TASK: Retype the records verbatim, from the first line up to and including the line that contains "479, 685, 576]".
#####
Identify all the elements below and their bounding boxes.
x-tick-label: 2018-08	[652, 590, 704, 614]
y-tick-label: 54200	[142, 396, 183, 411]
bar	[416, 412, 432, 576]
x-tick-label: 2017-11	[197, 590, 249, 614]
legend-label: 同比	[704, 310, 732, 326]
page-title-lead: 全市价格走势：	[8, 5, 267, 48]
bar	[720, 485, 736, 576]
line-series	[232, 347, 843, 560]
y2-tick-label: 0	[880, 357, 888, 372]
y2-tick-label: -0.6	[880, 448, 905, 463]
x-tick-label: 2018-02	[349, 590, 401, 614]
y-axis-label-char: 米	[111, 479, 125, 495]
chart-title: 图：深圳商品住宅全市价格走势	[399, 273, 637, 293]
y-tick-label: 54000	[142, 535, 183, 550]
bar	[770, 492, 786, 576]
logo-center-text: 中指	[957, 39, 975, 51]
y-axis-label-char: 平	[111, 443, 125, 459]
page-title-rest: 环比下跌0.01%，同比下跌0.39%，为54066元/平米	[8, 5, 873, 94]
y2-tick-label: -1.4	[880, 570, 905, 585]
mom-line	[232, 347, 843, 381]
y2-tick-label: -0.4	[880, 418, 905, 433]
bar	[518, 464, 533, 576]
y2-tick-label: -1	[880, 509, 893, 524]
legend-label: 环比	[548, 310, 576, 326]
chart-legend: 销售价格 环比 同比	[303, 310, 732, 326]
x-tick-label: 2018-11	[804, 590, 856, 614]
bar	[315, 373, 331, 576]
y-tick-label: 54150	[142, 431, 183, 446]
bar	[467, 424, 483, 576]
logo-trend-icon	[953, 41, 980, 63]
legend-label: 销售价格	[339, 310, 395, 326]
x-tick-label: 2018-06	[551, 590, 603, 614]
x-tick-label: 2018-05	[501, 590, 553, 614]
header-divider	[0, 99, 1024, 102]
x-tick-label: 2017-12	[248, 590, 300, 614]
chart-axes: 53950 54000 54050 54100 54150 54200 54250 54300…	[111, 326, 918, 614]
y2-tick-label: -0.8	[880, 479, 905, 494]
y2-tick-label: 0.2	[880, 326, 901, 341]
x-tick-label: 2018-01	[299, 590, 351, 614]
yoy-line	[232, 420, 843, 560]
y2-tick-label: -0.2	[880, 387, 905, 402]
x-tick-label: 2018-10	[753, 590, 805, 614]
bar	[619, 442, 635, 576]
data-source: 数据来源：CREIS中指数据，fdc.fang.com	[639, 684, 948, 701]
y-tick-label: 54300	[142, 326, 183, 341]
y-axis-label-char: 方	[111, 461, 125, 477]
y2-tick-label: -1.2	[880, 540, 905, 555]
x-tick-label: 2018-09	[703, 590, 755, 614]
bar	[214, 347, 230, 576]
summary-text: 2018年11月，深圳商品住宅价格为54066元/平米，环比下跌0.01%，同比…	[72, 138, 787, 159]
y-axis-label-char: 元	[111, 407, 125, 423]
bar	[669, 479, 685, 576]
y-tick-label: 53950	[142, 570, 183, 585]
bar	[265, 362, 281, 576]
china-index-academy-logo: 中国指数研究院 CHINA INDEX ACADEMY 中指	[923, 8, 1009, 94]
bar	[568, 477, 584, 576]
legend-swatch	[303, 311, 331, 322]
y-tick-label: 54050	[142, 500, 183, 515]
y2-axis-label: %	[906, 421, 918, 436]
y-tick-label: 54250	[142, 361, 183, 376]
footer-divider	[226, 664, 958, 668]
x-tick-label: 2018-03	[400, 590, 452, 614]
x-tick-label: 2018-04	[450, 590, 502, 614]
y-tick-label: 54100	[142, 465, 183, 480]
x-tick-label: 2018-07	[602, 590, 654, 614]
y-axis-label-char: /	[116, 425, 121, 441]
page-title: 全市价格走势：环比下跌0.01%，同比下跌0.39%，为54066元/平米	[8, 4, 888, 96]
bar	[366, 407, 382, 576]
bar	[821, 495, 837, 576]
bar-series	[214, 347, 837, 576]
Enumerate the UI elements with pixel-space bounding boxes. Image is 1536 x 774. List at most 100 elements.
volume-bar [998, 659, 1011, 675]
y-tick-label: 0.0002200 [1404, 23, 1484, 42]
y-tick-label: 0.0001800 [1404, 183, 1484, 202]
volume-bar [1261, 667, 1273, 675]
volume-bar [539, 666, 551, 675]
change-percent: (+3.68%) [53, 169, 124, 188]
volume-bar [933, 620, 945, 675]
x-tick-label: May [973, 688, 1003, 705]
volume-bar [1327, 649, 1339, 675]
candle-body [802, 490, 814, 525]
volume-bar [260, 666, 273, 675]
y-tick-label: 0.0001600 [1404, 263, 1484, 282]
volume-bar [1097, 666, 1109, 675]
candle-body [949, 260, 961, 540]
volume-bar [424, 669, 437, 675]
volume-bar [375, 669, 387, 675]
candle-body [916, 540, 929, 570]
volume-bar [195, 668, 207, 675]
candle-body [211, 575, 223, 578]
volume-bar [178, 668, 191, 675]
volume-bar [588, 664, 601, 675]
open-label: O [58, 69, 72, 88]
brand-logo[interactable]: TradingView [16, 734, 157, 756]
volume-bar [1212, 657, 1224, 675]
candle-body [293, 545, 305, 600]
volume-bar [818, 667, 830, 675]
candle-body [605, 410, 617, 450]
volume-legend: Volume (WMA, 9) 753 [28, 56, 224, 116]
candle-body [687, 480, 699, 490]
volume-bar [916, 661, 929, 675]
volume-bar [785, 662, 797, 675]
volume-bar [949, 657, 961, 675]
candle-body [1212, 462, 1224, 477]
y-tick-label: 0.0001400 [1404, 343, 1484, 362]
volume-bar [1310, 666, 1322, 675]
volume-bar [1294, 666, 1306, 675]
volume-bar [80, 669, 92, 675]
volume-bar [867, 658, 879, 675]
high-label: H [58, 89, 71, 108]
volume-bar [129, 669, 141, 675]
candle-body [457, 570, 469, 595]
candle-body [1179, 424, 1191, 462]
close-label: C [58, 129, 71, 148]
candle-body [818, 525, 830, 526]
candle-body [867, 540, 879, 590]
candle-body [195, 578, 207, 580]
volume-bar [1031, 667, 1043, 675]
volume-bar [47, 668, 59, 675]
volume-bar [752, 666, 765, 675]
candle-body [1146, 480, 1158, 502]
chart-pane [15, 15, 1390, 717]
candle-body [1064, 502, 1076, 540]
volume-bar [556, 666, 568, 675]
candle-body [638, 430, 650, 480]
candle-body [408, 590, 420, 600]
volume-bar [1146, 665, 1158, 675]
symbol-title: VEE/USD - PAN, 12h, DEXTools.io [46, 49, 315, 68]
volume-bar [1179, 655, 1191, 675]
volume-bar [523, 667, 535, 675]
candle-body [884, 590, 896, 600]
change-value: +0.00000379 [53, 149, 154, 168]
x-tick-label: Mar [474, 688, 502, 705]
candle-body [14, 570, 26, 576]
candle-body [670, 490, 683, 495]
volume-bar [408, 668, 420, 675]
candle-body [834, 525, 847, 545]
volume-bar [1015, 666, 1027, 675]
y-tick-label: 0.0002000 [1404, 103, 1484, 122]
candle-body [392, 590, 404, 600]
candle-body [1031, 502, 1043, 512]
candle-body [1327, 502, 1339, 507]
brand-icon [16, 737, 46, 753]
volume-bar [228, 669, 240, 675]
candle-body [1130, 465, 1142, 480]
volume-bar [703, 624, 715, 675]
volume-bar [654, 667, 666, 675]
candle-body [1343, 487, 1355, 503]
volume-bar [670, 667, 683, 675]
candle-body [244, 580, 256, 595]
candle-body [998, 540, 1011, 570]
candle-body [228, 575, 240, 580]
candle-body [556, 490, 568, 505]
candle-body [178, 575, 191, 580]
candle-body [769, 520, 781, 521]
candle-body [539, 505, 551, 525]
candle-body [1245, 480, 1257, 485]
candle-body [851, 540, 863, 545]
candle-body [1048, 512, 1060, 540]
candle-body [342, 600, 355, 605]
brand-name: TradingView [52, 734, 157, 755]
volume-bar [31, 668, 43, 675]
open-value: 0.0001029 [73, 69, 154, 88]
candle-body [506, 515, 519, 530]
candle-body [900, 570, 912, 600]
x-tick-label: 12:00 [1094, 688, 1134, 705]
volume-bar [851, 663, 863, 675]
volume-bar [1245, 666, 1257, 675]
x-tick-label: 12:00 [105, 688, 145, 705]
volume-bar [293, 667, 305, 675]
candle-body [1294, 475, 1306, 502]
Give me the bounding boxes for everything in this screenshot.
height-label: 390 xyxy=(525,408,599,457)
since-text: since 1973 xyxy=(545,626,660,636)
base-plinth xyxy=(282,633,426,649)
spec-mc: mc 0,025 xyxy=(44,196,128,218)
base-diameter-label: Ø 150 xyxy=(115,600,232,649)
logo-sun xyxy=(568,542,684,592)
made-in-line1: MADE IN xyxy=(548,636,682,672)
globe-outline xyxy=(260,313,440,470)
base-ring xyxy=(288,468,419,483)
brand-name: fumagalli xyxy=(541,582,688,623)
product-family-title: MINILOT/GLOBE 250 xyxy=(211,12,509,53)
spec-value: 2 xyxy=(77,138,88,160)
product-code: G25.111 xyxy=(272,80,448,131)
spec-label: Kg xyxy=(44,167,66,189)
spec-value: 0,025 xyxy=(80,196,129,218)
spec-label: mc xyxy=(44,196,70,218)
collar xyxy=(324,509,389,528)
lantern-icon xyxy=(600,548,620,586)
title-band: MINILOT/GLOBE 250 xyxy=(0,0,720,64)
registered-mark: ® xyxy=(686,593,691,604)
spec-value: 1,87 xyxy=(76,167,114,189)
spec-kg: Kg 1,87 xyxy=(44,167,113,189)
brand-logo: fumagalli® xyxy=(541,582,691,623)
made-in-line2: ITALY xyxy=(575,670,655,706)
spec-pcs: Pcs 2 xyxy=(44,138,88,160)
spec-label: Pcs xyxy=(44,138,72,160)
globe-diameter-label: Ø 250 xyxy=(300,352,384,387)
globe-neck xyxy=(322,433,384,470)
#####
WRITTEN SOLUTION:
Identify all the elements below and their bounding boxes.
x-tick-label: 2018-08	[652, 590, 704, 614]
y-tick-label: 54200	[142, 396, 183, 411]
bar	[416, 412, 432, 576]
x-tick-label: 2017-11	[197, 590, 249, 614]
legend-label: 同比	[704, 310, 732, 326]
page-title-lead: 全市价格走势：	[8, 5, 267, 48]
bar	[720, 485, 736, 576]
line-series	[232, 347, 843, 560]
y2-tick-label: 0	[880, 357, 888, 372]
y2-tick-label: -0.6	[880, 448, 905, 463]
x-tick-label: 2018-02	[349, 590, 401, 614]
y-axis-label-char: 米	[111, 479, 125, 495]
chart-title: 图：深圳商品住宅全市价格走势	[399, 273, 637, 293]
y-tick-label: 54000	[142, 535, 183, 550]
bar	[770, 492, 786, 576]
logo-center-text: 中指	[957, 39, 975, 51]
y-axis-label-char: 平	[111, 443, 125, 459]
page-title-rest: 环比下跌0.01%，同比下跌0.39%，为54066元/平米	[8, 5, 873, 94]
y2-tick-label: -1.4	[880, 570, 905, 585]
mom-line	[232, 347, 843, 381]
y2-tick-label: -0.4	[880, 418, 905, 433]
bar	[518, 464, 533, 576]
y2-tick-label: -1	[880, 509, 893, 524]
legend-label: 环比	[548, 310, 576, 326]
chart-legend: 销售价格 环比 同比	[303, 310, 732, 326]
x-tick-label: 2018-11	[804, 590, 856, 614]
bar	[315, 373, 331, 576]
y-tick-label: 54150	[142, 431, 183, 446]
bar	[467, 424, 483, 576]
logo-trend-icon	[953, 41, 980, 63]
legend-label: 销售价格	[339, 310, 395, 326]
x-tick-label: 2018-06	[551, 590, 603, 614]
x-tick-label: 2018-05	[501, 590, 553, 614]
header-divider	[0, 99, 1024, 102]
x-tick-label: 2017-12	[248, 590, 300, 614]
chart-axes: 53950 54000 54050 54100 54150 54200 54250 54300…	[111, 326, 918, 614]
y2-tick-label: -0.8	[880, 479, 905, 494]
y2-tick-label: 0.2	[880, 326, 901, 341]
x-tick-label: 2018-01	[299, 590, 351, 614]
yoy-line	[232, 420, 843, 560]
y2-tick-label: -0.2	[880, 387, 905, 402]
x-tick-label: 2018-10	[753, 590, 805, 614]
bar	[619, 442, 635, 576]
data-source: 数据来源：CREIS中指数据，fdc.fang.com	[639, 684, 948, 701]
y-tick-label: 54300	[142, 326, 183, 341]
y-axis-label-char: 方	[111, 461, 125, 477]
y2-tick-label: -1.2	[880, 540, 905, 555]
x-tick-label: 2018-09	[703, 590, 755, 614]
bar	[214, 347, 230, 576]
summary-text: 2018年11月，深圳商品住宅价格为54066元/平米，环比下跌0.01%，同比…	[72, 138, 787, 159]
y-axis-label-char: 元	[111, 407, 125, 423]
bar	[669, 479, 685, 576]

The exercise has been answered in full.